### DATA SUPPLIED ###

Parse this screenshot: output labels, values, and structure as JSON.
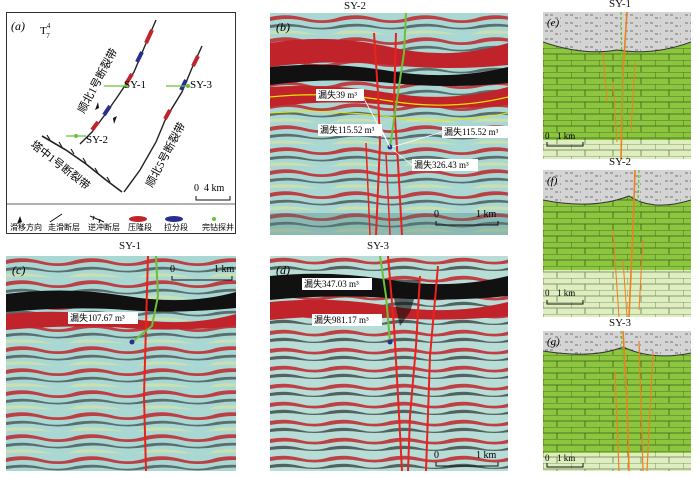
{
  "panel_a": {
    "label": "(a)",
    "horizon": "T",
    "horizon_sup": "4",
    "horizon_sub": "7",
    "fault_label_top": "顺北1号断裂带",
    "fault_label_right": "顺北5号断裂带",
    "fault_label_bottom": "塔中1号断裂带",
    "wells": [
      "SY-1",
      "SY-2",
      "SY-3"
    ],
    "scale": "4 km",
    "scale_zero": "0",
    "legend": [
      "滑移方向",
      "走滑断层",
      "逆冲断层",
      "压隆段",
      "拉分段",
      "完钻探井"
    ]
  },
  "panel_b": {
    "title": "SY-2",
    "label": "(b)",
    "annotations": [
      "漏失39 m³",
      "漏失115.52 m³",
      "漏失115.52 m³",
      "漏失326.43 m³"
    ],
    "scale": "1 km",
    "scale_zero": "0"
  },
  "panel_c": {
    "title": "SY-1",
    "label": "(c)",
    "annotations": [
      "漏失107.67 m³"
    ],
    "scale": "1 km",
    "scale_zero": "0"
  },
  "panel_d": {
    "title": "SY-3",
    "label": "(d)",
    "annotations": [
      "漏失347.03 m³",
      "漏失981.17 m³"
    ],
    "scale": "1 km",
    "scale_zero": "0"
  },
  "panel_e": {
    "title": "SY-1",
    "label": "(e)",
    "scale": "1 km",
    "scale_zero": "0"
  },
  "panel_f": {
    "title": "SY-2",
    "label": "(f)",
    "scale": "1 km",
    "scale_zero": "0"
  },
  "panel_g": {
    "title": "SY-3",
    "label": "(g)",
    "scale": "1 km",
    "scale_zero": "0"
  },
  "colors": {
    "seismic_red": "#c0242a",
    "seismic_black": "#111111",
    "seismic_cyan": "#a9d7d3",
    "limestone_green": "#8cc63f",
    "fault_red": "#e8231f",
    "fracture_orange": "#f07f1e",
    "well_green": "#6dbf3a"
  }
}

###

WRITTEN EXERCISE: Without the pictures, print the whole listing exactly as given.

TASK RESPONSE:
Parse this screenshot: output labels, values, and structure as JSON.
{
  "panel_a": {
    "label": "(a)",
    "horizon": "T",
    "horizon_sup": "4",
    "horizon_sub": "7",
    "fault_label_top": "顺北1号断裂带",
    "fault_label_right": "顺北5号断裂带",
    "fault_label_bottom": "塔中1号断裂带",
    "wells": [
      "SY-1",
      "SY-2",
      "SY-3"
    ],
    "scale": "4 km",
    "scale_zero": "0",
    "legend": [
      "滑移方向",
      "走滑断层",
      "逆冲断层",
      "压隆段",
      "拉分段",
      "完钻探井"
    ]
  },
  "panel_b": {
    "title": "SY-2",
    "label": "(b)",
    "annotations": [
      "漏失39 m³",
      "漏失115.52 m³",
      "漏失115.52 m³",
      "漏失326.43 m³"
    ],
    "scale": "1 km",
    "scale_zero": "0"
  },
  "panel_c": {
    "title": "SY-1",
    "label": "(c)",
    "annotations": [
      "漏失107.67 m³"
    ],
    "scale": "1 km",
    "scale_zero": "0"
  },
  "panel_d": {
    "title": "SY-3",
    "label": "(d)",
    "annotations": [
      "漏失347.03 m³",
      "漏失981.17 m³"
    ],
    "scale": "1 km",
    "scale_zero": "0"
  },
  "panel_e": {
    "title": "SY-1",
    "label": "(e)",
    "scale": "1 km",
    "scale_zero": "0"
  },
  "panel_f": {
    "title": "SY-2",
    "label": "(f)",
    "scale": "1 km",
    "scale_zero": "0"
  },
  "panel_g": {
    "title": "SY-3",
    "label": "(g)",
    "scale": "1 km",
    "scale_zero": "0"
  },
  "colors": {
    "seismic_red": "#c0242a",
    "seismic_black": "#111111",
    "seismic_cyan": "#a9d7d3",
    "limestone_green": "#8cc63f",
    "fault_red": "#e8231f",
    "fracture_orange": "#f07f1e",
    "well_green": "#6dbf3a"
  }
}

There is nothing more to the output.